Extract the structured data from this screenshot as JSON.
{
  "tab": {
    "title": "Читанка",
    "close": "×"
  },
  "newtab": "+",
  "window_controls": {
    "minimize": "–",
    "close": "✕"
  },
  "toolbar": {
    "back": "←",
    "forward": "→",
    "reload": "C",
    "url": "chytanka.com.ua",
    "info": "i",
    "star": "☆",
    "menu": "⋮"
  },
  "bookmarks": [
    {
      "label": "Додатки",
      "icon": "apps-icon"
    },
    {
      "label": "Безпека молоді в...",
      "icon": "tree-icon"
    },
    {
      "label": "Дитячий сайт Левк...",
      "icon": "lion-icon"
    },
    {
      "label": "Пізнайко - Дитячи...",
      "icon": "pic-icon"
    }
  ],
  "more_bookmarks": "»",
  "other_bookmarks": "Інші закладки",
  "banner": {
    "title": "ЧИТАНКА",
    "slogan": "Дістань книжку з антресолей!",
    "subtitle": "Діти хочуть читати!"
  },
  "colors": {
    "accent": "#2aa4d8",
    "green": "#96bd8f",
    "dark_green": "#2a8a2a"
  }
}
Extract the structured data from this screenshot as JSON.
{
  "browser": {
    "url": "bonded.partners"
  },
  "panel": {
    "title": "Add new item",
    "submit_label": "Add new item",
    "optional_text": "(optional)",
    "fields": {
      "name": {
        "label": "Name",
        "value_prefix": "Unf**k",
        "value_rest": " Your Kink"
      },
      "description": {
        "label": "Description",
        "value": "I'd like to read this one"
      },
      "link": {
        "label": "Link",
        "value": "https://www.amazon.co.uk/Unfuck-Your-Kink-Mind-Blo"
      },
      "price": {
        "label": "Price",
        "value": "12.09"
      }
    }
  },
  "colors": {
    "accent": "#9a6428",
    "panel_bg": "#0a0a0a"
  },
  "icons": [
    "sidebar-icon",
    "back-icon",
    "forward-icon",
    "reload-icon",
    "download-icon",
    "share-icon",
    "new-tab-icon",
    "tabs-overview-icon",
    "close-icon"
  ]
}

§ **Task instructions**
Return every line containing "Kink".

§ **Output below**
        "value_rest": " Your Kink"
        "value": "https://www.amazon.co.uk/Unfuck-Your-Kink-Mind-Blo"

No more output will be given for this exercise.